— START OF Supplied entries —

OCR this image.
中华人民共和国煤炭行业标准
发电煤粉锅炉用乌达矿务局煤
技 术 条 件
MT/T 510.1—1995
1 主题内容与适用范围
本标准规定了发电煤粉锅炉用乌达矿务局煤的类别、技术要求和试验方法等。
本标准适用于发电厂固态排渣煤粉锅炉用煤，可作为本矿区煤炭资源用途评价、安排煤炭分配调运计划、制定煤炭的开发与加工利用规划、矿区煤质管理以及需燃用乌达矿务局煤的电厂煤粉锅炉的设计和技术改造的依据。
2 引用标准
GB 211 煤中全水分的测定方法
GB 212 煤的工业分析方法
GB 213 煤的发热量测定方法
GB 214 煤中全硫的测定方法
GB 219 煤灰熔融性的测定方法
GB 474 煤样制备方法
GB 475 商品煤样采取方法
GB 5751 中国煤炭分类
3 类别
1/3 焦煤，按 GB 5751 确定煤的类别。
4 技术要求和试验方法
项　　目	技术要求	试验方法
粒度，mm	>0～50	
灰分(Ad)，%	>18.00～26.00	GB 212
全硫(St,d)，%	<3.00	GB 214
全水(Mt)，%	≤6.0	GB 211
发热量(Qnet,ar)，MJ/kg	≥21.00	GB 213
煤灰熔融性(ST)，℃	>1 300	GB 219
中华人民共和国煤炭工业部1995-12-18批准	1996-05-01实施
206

— END OF Supplied entries —

[Given instruction]
Would you reproduce the material above in full, exactly as given?

[Written response]
OCR this image.
中华人民共和国煤炭行业标准
发电煤粉锅炉用乌达矿务局煤
技 术 条 件
MT/T 510.1—1995
1 主题内容与适用范围
本标准规定了发电煤粉锅炉用乌达矿务局煤的类别、技术要求和试验方法等。
本标准适用于发电厂固态排渣煤粉锅炉用煤，可作为本矿区煤炭资源用途评价、安排煤炭分配调运计划、制定煤炭的开发与加工利用规划、矿区煤质管理以及需燃用乌达矿务局煤的电厂煤粉锅炉的设计和技术改造的依据。
2 引用标准
GB 211 煤中全水分的测定方法
GB 212 煤的工业分析方法
GB 213 煤的发热量测定方法
GB 214 煤中全硫的测定方法
GB 219 煤灰熔融性的测定方法
GB 474 煤样制备方法
GB 475 商品煤样采取方法
GB 5751 中国煤炭分类
3 类别
1/3 焦煤，按 GB 5751 确定煤的类别。
4 技术要求和试验方法
项　　目	技术要求	试验方法
粒度，mm	>0～50	
灰分(Ad)，%	>18.00～26.00	GB 212
全硫(St,d)，%	<3.00	GB 214
全水(Mt)，%	≤6.0	GB 211
发热量(Qnet,ar)，MJ/kg	≥21.00	GB 213
煤灰熔融性(ST)，℃	>1 300	GB 219
中华人民共和国煤炭工业部1995-12-18批准	1996-05-01实施
206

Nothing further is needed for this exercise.